# ACTIVITY:
All entries are to be returned verbatim.

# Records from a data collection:
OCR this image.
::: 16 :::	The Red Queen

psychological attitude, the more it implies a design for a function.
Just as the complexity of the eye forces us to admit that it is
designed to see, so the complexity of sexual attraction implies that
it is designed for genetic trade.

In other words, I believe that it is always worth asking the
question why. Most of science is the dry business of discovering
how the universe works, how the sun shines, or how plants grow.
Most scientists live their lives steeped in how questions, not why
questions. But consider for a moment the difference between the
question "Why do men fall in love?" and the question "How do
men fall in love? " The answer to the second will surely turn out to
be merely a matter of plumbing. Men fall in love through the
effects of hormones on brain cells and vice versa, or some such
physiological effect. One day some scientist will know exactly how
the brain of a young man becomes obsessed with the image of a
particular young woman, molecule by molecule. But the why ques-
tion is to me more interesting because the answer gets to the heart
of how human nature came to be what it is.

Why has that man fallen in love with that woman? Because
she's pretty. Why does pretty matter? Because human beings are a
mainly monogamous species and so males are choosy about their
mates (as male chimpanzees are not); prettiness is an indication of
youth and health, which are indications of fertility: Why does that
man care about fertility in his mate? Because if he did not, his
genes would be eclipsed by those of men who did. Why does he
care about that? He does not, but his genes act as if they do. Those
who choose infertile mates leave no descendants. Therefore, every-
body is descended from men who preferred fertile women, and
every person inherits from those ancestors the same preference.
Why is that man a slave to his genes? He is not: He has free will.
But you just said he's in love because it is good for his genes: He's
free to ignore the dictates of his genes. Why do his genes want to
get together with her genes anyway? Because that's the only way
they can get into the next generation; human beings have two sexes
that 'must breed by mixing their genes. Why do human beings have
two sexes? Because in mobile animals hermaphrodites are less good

# ANSWER FOR THIS EXERCISE:
OCR this image.
::: 16 :::	The Red Queen

psychological attitude, the more it implies a design for a function.
Just as the complexity of the eye forces us to admit that it is
designed to see, so the complexity of sexual attraction implies that
it is designed for genetic trade.

In other words, I believe that it is always worth asking the
question why. Most of science is the dry business of discovering
how the universe works, how the sun shines, or how plants grow.
Most scientists live their lives steeped in how questions, not why
questions. But consider for a moment the difference between the
question "Why do men fall in love?" and the question "How do
men fall in love? " The answer to the second will surely turn out to
be merely a matter of plumbing. Men fall in love through the
effects of hormones on brain cells and vice versa, or some such
physiological effect. One day some scientist will know exactly how
the brain of a young man becomes obsessed with the image of a
particular young woman, molecule by molecule. But the why ques-
tion is to me more interesting because the answer gets to the heart
of how human nature came to be what it is.

Why has that man fallen in love with that woman? Because
she's pretty. Why does pretty matter? Because human beings are a
mainly monogamous species and so males are choosy about their
mates (as male chimpanzees are not); prettiness is an indication of
youth and health, which are indications of fertility: Why does that
man care about fertility in his mate? Because if he did not, his
genes would be eclipsed by those of men who did. Why does he
care about that? He does not, but his genes act as if they do. Those
who choose infertile mates leave no descendants. Therefore, every-
body is descended from men who preferred fertile women, and
every person inherits from those ancestors the same preference.
Why is that man a slave to his genes? He is not: He has free will.
But you just said he's in love because it is good for his genes: He's
free to ignore the dictates of his genes. Why do his genes want to
get together with her genes anyway? Because that's the only way
they can get into the next generation; human beings have two sexes
that 'must breed by mixing their genes. Why do human beings have
two sexes? Because in mobile animals hermaphrodites are less good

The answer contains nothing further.